OBJECTIVE - In the copy, keep every record exact and leave out all images.

RECORDS FOR PROCESSING -

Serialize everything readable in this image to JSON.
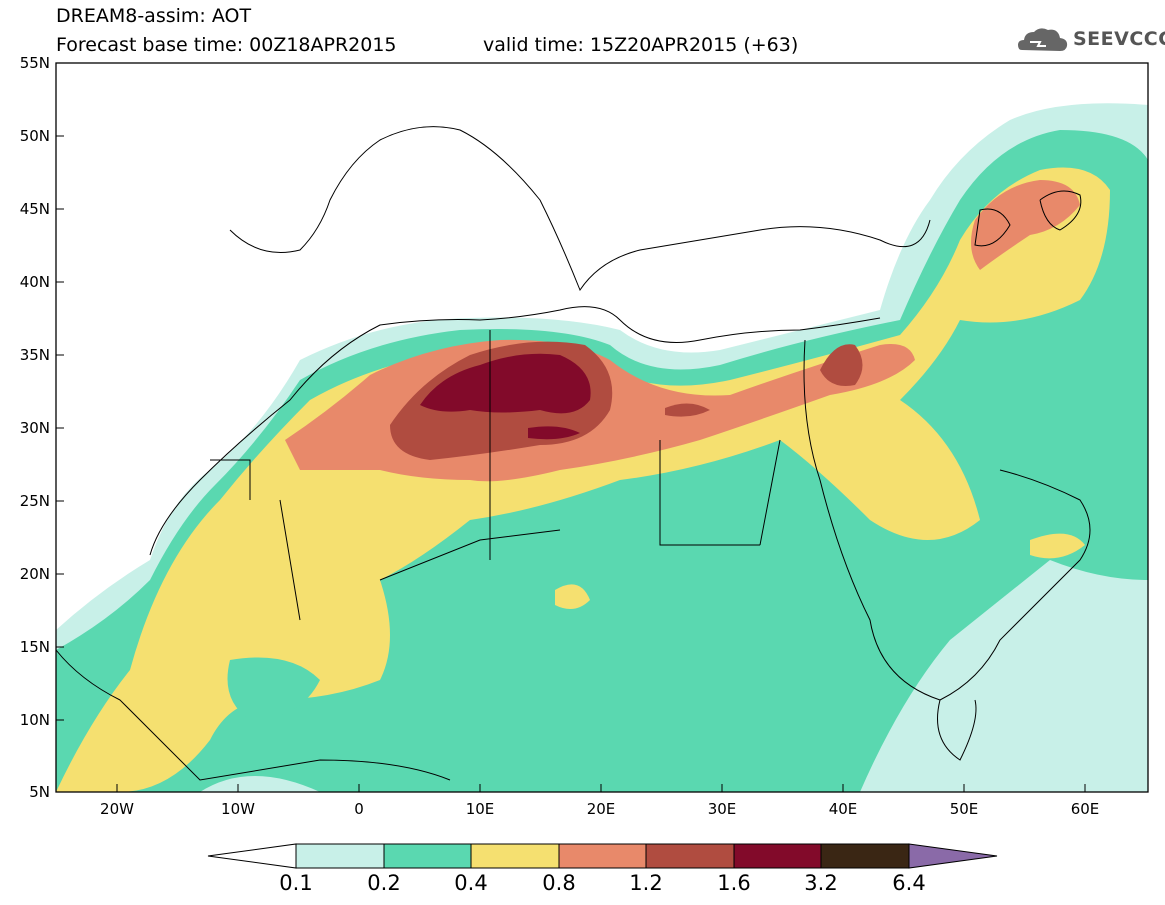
{
  "header": {
    "title_line1": "DREAM8-assim: AOT",
    "title_line2": "Forecast base time: 00Z18APR2015",
    "valid_time": "valid time: 15Z20APR2015 (+63)",
    "logo_text": "SEEVCCC"
  },
  "map": {
    "variable": "AOT",
    "lat_ticks": [
      "55N",
      "50N",
      "45N",
      "40N",
      "35N",
      "30N",
      "25N",
      "20N",
      "15N",
      "10N",
      "5N"
    ],
    "lon_ticks": [
      "20W",
      "10W",
      "0",
      "10E",
      "20E",
      "30E",
      "40E",
      "50E",
      "60E"
    ],
    "lon_range": [
      -25,
      65
    ],
    "lat_range": [
      5,
      55
    ]
  },
  "colorbar": {
    "labels": [
      "0.1",
      "0.2",
      "0.4",
      "0.8",
      "1.2",
      "1.6",
      "3.2",
      "6.4"
    ],
    "colors": {
      "under": "#ffffff",
      "bins": [
        "#c8f0e8",
        "#5ad8b0",
        "#f5e070",
        "#e8896a",
        "#b04c40",
        "#820a2a",
        "#3a2614"
      ],
      "over": "#8a6aa8"
    }
  }
}
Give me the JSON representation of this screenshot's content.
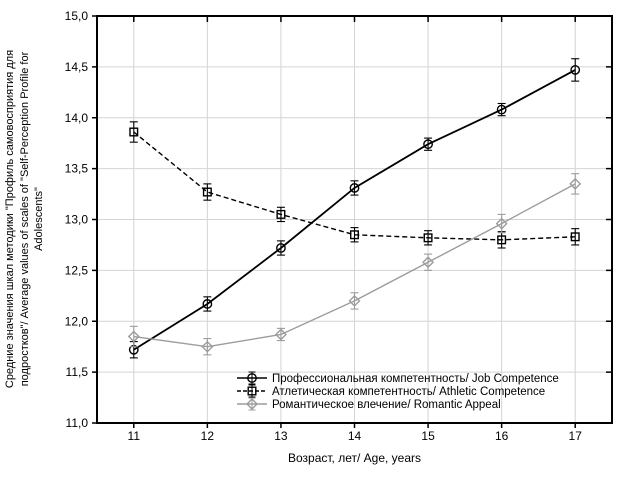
{
  "figure": {
    "y_title_lines": {
      "l1": "Средние значения шкал методики \"Профиль самовосприятия для",
      "l2": "подростков\"/ Average values of scales of \"Self-Perception Profile for",
      "l3": "Adolescents\""
    }
  },
  "chart_data": {
    "type": "line",
    "x": [
      11,
      12,
      13,
      14,
      15,
      16,
      17
    ],
    "x_tick_labels": [
      "11",
      "12",
      "13",
      "14",
      "15",
      "16",
      "17"
    ],
    "xlabel": "Возраст, лет/ Age, years",
    "ylabel": "Средние значения шкал методики \"Профиль самовосприятия для подростков\"/ Average values of scales of \"Self-Perception Profile for Adolescents\"",
    "ylim": [
      11.0,
      15.0
    ],
    "y_tick_step": 0.5,
    "y_tick_labels": [
      "11,0",
      "11,5",
      "12,0",
      "12,5",
      "13,0",
      "13,5",
      "14,0",
      "14,5",
      "15,0"
    ],
    "grid": true,
    "legend_position": "inside-bottom-center",
    "colors": {
      "grid": "#d4d4d4",
      "axis": "#000000",
      "text": "#000000",
      "gray_series": "#9c9c9c"
    },
    "series": [
      {
        "name": "Профессиональная компетентность/ Job Competence",
        "marker": "circle",
        "line": "solid",
        "color": "#000000",
        "values": [
          11.72,
          12.17,
          12.72,
          13.31,
          13.74,
          14.08,
          14.47
        ],
        "errors": [
          0.08,
          0.07,
          0.07,
          0.07,
          0.06,
          0.06,
          0.11
        ]
      },
      {
        "name": "Атлетическая компетентность/ Athletic Competence",
        "marker": "square",
        "line": "dashed",
        "color": "#000000",
        "values": [
          13.86,
          13.27,
          13.05,
          12.85,
          12.82,
          12.8,
          12.83
        ],
        "errors": [
          0.1,
          0.08,
          0.07,
          0.07,
          0.07,
          0.08,
          0.08
        ]
      },
      {
        "name": "Романтическое влечение/ Romantic Appeal",
        "marker": "diamond",
        "line": "solid",
        "color": "#9c9c9c",
        "values": [
          11.85,
          11.75,
          11.87,
          12.2,
          12.58,
          12.96,
          13.35
        ],
        "errors": [
          0.1,
          0.08,
          0.06,
          0.08,
          0.08,
          0.09,
          0.1
        ]
      }
    ]
  }
}
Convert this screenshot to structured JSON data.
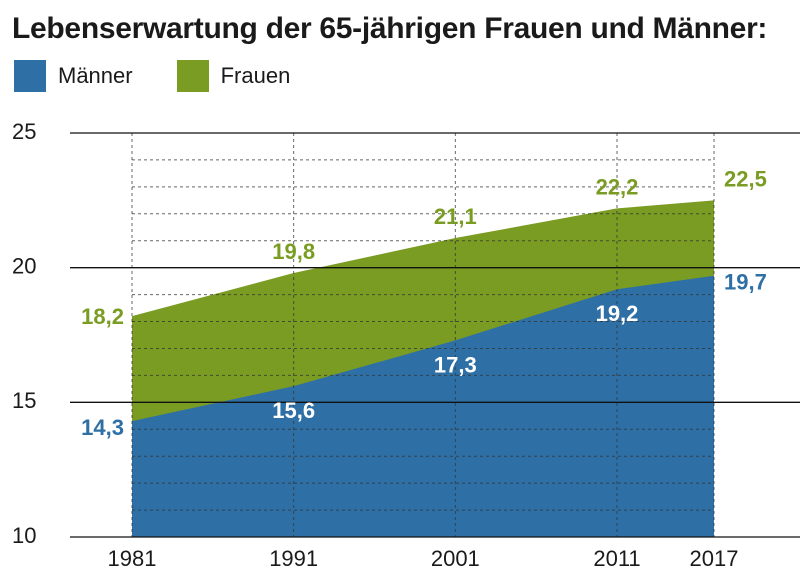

SOLVED PROBLEM -
Serialize everything readable in this image to JSON.
{
  "header": {
    "title_line1": "DREAM8-assim: AOT",
    "title_line2": "Forecast base time: 00Z18APR2015",
    "valid_time": "valid time: 15Z20APR2015 (+63)",
    "logo_text": "SEEVCCC"
  },
  "map": {
    "variable": "AOT",
    "lat_ticks": [
      "55N",
      "50N",
      "45N",
      "40N",
      "35N",
      "30N",
      "25N",
      "20N",
      "15N",
      "10N",
      "5N"
    ],
    "lon_ticks": [
      "20W",
      "10W",
      "0",
      "10E",
      "20E",
      "30E",
      "40E",
      "50E",
      "60E"
    ],
    "lon_range": [
      -25,
      65
    ],
    "lat_range": [
      5,
      55
    ]
  },
  "colorbar": {
    "labels": [
      "0.1",
      "0.2",
      "0.4",
      "0.8",
      "1.2",
      "1.6",
      "3.2",
      "6.4"
    ],
    "colors": {
      "under": "#ffffff",
      "bins": [
        "#c8f0e8",
        "#5ad8b0",
        "#f5e070",
        "#e8896a",
        "#b04c40",
        "#820a2a",
        "#3a2614"
      ],
      "over": "#8a6aa8"
    }
  }
}
Give me the JSON representation of this screenshot's content.
{
  "figure": {
    "y_title_lines": {
      "l1": "Средние значения шкал методики \"Профиль самовосприятия для",
      "l2": "подростков\"/ Average values of scales of \"Self-Perception Profile for",
      "l3": "Adolescents\""
    }
  },
  "chart_data": {
    "type": "line",
    "x": [
      11,
      12,
      13,
      14,
      15,
      16,
      17
    ],
    "x_tick_labels": [
      "11",
      "12",
      "13",
      "14",
      "15",
      "16",
      "17"
    ],
    "xlabel": "Возраст, лет/ Age, years",
    "ylabel": "Средние значения шкал методики \"Профиль самовосприятия для подростков\"/ Average values of scales of \"Self-Perception Profile for Adolescents\"",
    "ylim": [
      11.0,
      15.0
    ],
    "y_tick_step": 0.5,
    "y_tick_labels": [
      "11,0",
      "11,5",
      "12,0",
      "12,5",
      "13,0",
      "13,5",
      "14,0",
      "14,5",
      "15,0"
    ],
    "grid": true,
    "legend_position": "inside-bottom-center",
    "colors": {
      "grid": "#d4d4d4",
      "axis": "#000000",
      "text": "#000000",
      "gray_series": "#9c9c9c"
    },
    "series": [
      {
        "name": "Профессиональная компетентность/ Job Competence",
        "marker": "circle",
        "line": "solid",
        "color": "#000000",
        "values": [
          11.72,
          12.17,
          12.72,
          13.31,
          13.74,
          14.08,
          14.47
        ],
        "errors": [
          0.08,
          0.07,
          0.07,
          0.07,
          0.06,
          0.06,
          0.11
        ]
      },
      {
        "name": "Атлетическая компетентность/ Athletic Competence",
        "marker": "square",
        "line": "dashed",
        "color": "#000000",
        "values": [
          13.86,
          13.27,
          13.05,
          12.85,
          12.82,
          12.8,
          12.83
        ],
        "errors": [
          0.1,
          0.08,
          0.07,
          0.07,
          0.07,
          0.08,
          0.08
        ]
      },
      {
        "name": "Романтическое влечение/ Romantic Appeal",
        "marker": "diamond",
        "line": "solid",
        "color": "#9c9c9c",
        "values": [
          11.85,
          11.75,
          11.87,
          12.2,
          12.58,
          12.96,
          13.35
        ],
        "errors": [
          0.1,
          0.08,
          0.06,
          0.08,
          0.08,
          0.09,
          0.1
        ]
      }
    ]
  }
}
Convert this screenshot to structured JSON data.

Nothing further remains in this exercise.